··· DATA ENTRIES
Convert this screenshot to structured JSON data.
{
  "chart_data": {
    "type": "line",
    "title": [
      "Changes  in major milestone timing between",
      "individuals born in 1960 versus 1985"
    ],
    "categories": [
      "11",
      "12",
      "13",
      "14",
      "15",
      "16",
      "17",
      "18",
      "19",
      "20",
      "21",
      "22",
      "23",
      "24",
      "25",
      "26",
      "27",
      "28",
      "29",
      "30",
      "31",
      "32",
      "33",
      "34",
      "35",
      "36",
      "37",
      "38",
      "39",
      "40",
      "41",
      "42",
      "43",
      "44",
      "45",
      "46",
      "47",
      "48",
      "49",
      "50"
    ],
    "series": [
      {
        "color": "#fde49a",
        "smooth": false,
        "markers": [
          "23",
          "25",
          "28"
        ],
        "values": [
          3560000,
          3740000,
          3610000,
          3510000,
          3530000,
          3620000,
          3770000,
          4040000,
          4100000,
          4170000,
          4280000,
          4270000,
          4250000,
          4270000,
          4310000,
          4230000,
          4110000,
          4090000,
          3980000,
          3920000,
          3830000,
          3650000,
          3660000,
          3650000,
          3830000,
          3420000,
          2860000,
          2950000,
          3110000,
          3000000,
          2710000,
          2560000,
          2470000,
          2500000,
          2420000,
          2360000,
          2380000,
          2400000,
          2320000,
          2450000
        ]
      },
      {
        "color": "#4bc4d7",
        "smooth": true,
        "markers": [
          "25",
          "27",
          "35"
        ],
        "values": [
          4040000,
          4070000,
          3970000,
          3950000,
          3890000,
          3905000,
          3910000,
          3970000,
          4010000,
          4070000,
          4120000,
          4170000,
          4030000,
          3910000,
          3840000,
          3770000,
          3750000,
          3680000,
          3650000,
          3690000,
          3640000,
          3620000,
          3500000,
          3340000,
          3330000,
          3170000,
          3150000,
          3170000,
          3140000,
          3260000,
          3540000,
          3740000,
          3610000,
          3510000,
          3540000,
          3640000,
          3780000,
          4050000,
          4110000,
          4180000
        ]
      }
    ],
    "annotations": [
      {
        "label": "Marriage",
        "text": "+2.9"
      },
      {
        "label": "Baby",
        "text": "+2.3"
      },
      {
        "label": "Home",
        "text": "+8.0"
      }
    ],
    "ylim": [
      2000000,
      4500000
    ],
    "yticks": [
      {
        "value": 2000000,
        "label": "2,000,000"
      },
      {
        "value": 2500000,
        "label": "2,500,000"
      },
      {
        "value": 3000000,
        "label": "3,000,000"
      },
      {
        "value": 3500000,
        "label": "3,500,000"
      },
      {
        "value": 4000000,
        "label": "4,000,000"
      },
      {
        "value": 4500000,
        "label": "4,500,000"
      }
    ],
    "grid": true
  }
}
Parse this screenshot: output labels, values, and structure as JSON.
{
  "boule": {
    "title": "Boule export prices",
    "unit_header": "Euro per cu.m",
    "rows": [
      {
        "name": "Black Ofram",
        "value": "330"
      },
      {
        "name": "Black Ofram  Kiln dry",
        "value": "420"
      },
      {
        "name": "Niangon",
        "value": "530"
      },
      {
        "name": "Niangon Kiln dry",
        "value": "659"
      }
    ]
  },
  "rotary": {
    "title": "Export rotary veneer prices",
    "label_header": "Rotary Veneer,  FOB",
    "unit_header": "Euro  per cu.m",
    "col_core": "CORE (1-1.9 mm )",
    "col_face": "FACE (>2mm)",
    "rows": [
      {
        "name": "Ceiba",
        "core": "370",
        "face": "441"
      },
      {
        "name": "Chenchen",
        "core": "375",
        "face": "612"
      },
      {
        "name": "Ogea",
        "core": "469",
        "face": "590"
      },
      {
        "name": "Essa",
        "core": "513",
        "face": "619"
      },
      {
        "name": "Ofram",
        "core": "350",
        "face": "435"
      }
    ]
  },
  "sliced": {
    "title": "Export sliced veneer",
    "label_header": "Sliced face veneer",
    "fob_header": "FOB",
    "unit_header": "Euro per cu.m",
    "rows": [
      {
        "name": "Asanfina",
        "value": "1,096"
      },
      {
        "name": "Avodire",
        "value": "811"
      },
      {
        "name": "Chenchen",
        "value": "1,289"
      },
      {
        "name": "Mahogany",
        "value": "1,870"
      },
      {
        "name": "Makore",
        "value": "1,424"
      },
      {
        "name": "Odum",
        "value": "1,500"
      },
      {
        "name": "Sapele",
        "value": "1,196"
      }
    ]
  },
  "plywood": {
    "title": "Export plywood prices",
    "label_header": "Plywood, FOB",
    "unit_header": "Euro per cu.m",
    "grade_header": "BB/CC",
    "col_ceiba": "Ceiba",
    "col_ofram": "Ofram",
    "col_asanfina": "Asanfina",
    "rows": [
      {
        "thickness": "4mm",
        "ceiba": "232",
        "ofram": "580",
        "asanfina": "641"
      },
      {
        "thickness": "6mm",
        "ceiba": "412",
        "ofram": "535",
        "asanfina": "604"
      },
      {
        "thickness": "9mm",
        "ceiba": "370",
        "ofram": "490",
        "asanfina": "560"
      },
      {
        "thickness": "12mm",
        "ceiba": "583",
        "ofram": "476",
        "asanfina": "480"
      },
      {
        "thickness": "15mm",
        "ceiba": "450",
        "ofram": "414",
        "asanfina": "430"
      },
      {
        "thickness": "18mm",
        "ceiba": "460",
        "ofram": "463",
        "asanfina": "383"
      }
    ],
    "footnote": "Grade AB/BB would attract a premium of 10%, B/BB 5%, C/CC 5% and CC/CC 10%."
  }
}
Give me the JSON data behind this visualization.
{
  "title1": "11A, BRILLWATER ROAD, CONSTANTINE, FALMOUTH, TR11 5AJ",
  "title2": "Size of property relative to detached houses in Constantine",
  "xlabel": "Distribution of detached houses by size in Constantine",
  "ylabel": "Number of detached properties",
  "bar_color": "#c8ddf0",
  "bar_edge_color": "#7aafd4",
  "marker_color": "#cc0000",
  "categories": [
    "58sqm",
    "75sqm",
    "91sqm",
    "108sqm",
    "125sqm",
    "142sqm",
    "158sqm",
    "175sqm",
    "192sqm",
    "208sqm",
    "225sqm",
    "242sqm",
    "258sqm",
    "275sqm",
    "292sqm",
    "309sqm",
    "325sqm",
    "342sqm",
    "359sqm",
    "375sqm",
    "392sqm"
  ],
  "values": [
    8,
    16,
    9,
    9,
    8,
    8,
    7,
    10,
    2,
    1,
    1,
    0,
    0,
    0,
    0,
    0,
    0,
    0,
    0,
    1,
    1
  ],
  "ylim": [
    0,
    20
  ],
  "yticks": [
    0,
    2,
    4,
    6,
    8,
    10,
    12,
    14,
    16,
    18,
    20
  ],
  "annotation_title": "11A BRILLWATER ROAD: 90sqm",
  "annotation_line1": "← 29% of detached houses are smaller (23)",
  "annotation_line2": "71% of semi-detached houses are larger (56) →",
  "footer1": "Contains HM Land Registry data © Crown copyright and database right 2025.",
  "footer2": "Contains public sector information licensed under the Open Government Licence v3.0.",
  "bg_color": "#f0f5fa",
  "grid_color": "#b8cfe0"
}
······
• _EXERCISE AIM_
Write the material out exactly, with nothing left out.

• _THE RESULT_
Convert this screenshot to structured JSON data.
{
  "chart_data": {
    "type": "line",
    "title": [
      "Changes  in major milestone timing between",
      "individuals born in 1960 versus 1985"
    ],
    "categories": [
      "11",
      "12",
      "13",
      "14",
      "15",
      "16",
      "17",
      "18",
      "19",
      "20",
      "21",
      "22",
      "23",
      "24",
      "25",
      "26",
      "27",
      "28",
      "29",
      "30",
      "31",
      "32",
      "33",
      "34",
      "35",
      "36",
      "37",
      "38",
      "39",
      "40",
      "41",
      "42",
      "43",
      "44",
      "45",
      "46",
      "47",
      "48",
      "49",
      "50"
    ],
    "series": [
      {
        "color": "#fde49a",
        "smooth": false,
        "markers": [
          "23",
          "25",
          "28"
        ],
        "values": [
          3560000,
          3740000,
          3610000,
          3510000,
          3530000,
          3620000,
          3770000,
          4040000,
          4100000,
          4170000,
          4280000,
          4270000,
          4250000,
          4270000,
          4310000,
          4230000,
          4110000,
          4090000,
          3980000,
          3920000,
          3830000,
          3650000,
          3660000,
          3650000,
          3830000,
          3420000,
          2860000,
          2950000,
          3110000,
          3000000,
          2710000,
          2560000,
          2470000,
          2500000,
          2420000,
          2360000,
          2380000,
          2400000,
          2320000,
          2450000
        ]
      },
      {
        "color": "#4bc4d7",
        "smooth": true,
        "markers": [
          "25",
          "27",
          "35"
        ],
        "values": [
          4040000,
          4070000,
          3970000,
          3950000,
          3890000,
          3905000,
          3910000,
          3970000,
          4010000,
          4070000,
          4120000,
          4170000,
          4030000,
          3910000,
          3840000,
          3770000,
          3750000,
          3680000,
          3650000,
          3690000,
          3640000,
          3620000,
          3500000,
          3340000,
          3330000,
          3170000,
          3150000,
          3170000,
          3140000,
          3260000,
          3540000,
          3740000,
          3610000,
          3510000,
          3540000,
          3640000,
          3780000,
          4050000,
          4110000,
          4180000
        ]
      }
    ],
    "annotations": [
      {
        "label": "Marriage",
        "text": "+2.9"
      },
      {
        "label": "Baby",
        "text": "+2.3"
      },
      {
        "label": "Home",
        "text": "+8.0"
      }
    ],
    "ylim": [
      2000000,
      4500000
    ],
    "yticks": [
      {
        "value": 2000000,
        "label": "2,000,000"
      },
      {
        "value": 2500000,
        "label": "2,500,000"
      },
      {
        "value": 3000000,
        "label": "3,000,000"
      },
      {
        "value": 3500000,
        "label": "3,500,000"
      },
      {
        "value": 4000000,
        "label": "4,000,000"
      },
      {
        "value": 4500000,
        "label": "4,500,000"
      }
    ],
    "grid": true
  }
}
Parse this screenshot: output labels, values, and structure as JSON.
{
  "boule": {
    "title": "Boule export prices",
    "unit_header": "Euro per cu.m",
    "rows": [
      {
        "name": "Black Ofram",
        "value": "330"
      },
      {
        "name": "Black Ofram  Kiln dry",
        "value": "420"
      },
      {
        "name": "Niangon",
        "value": "530"
      },
      {
        "name": "Niangon Kiln dry",
        "value": "659"
      }
    ]
  },
  "rotary": {
    "title": "Export rotary veneer prices",
    "label_header": "Rotary Veneer,  FOB",
    "unit_header": "Euro  per cu.m",
    "col_core": "CORE (1-1.9 mm )",
    "col_face": "FACE (>2mm)",
    "rows": [
      {
        "name": "Ceiba",
        "core": "370",
        "face": "441"
      },
      {
        "name": "Chenchen",
        "core": "375",
        "face": "612"
      },
      {
        "name": "Ogea",
        "core": "469",
        "face": "590"
      },
      {
        "name": "Essa",
        "core": "513",
        "face": "619"
      },
      {
        "name": "Ofram",
        "core": "350",
        "face": "435"
      }
    ]
  },
  "sliced": {
    "title": "Export sliced veneer",
    "label_header": "Sliced face veneer",
    "fob_header": "FOB",
    "unit_header": "Euro per cu.m",
    "rows": [
      {
        "name": "Asanfina",
        "value": "1,096"
      },
      {
        "name": "Avodire",
        "value": "811"
      },
      {
        "name": "Chenchen",
        "value": "1,289"
      },
      {
        "name": "Mahogany",
        "value": "1,870"
      },
      {
        "name": "Makore",
        "value": "1,424"
      },
      {
        "name": "Odum",
        "value": "1,500"
      },
      {
        "name": "Sapele",
        "value": "1,196"
      }
    ]
  },
  "plywood": {
    "title": "Export plywood prices",
    "label_header": "Plywood, FOB",
    "unit_header": "Euro per cu.m",
    "grade_header": "BB/CC",
    "col_ceiba": "Ceiba",
    "col_ofram": "Ofram",
    "col_asanfina": "Asanfina",
    "rows": [
      {
        "thickness": "4mm",
        "ceiba": "232",
        "ofram": "580",
        "asanfina": "641"
      },
      {
        "thickness": "6mm",
        "ceiba": "412",
        "ofram": "535",
        "asanfina": "604"
      },
      {
        "thickness": "9mm",
        "ceiba": "370",
        "ofram": "490",
        "asanfina": "560"
      },
      {
        "thickness": "12mm",
        "ceiba": "583",
        "ofram": "476",
        "asanfina": "480"
      },
      {
        "thickness": "15mm",
        "ceiba": "450",
        "ofram": "414",
        "asanfina": "430"
      },
      {
        "thickness": "18mm",
        "ceiba": "460",
        "ofram": "463",
        "asanfina": "383"
      }
    ],
    "footnote": "Grade AB/BB would attract a premium of 10%, B/BB 5%, C/CC 5% and CC/CC 10%."
  }
}
Give me the JSON data behind this visualization.
{
  "title1": "11A, BRILLWATER ROAD, CONSTANTINE, FALMOUTH, TR11 5AJ",
  "title2": "Size of property relative to detached houses in Constantine",
  "xlabel": "Distribution of detached houses by size in Constantine",
  "ylabel": "Number of detached properties",
  "bar_color": "#c8ddf0",
  "bar_edge_color": "#7aafd4",
  "marker_color": "#cc0000",
  "categories": [
    "58sqm",
    "75sqm",
    "91sqm",
    "108sqm",
    "125sqm",
    "142sqm",
    "158sqm",
    "175sqm",
    "192sqm",
    "208sqm",
    "225sqm",
    "242sqm",
    "258sqm",
    "275sqm",
    "292sqm",
    "309sqm",
    "325sqm",
    "342sqm",
    "359sqm",
    "375sqm",
    "392sqm"
  ],
  "values": [
    8,
    16,
    9,
    9,
    8,
    8,
    7,
    10,
    2,
    1,
    1,
    0,
    0,
    0,
    0,
    0,
    0,
    0,
    0,
    1,
    1
  ],
  "ylim": [
    0,
    20
  ],
  "yticks": [
    0,
    2,
    4,
    6,
    8,
    10,
    12,
    14,
    16,
    18,
    20
  ],
  "annotation_title": "11A BRILLWATER ROAD: 90sqm",
  "annotation_line1": "← 29% of detached houses are smaller (23)",
  "annotation_line2": "71% of semi-detached houses are larger (56) →",
  "footer1": "Contains HM Land Registry data © Crown copyright and database right 2025.",
  "footer2": "Contains public sector information licensed under the Open Government Licence v3.0.",
  "bg_color": "#f0f5fa",
  "grid_color": "#b8cfe0"
}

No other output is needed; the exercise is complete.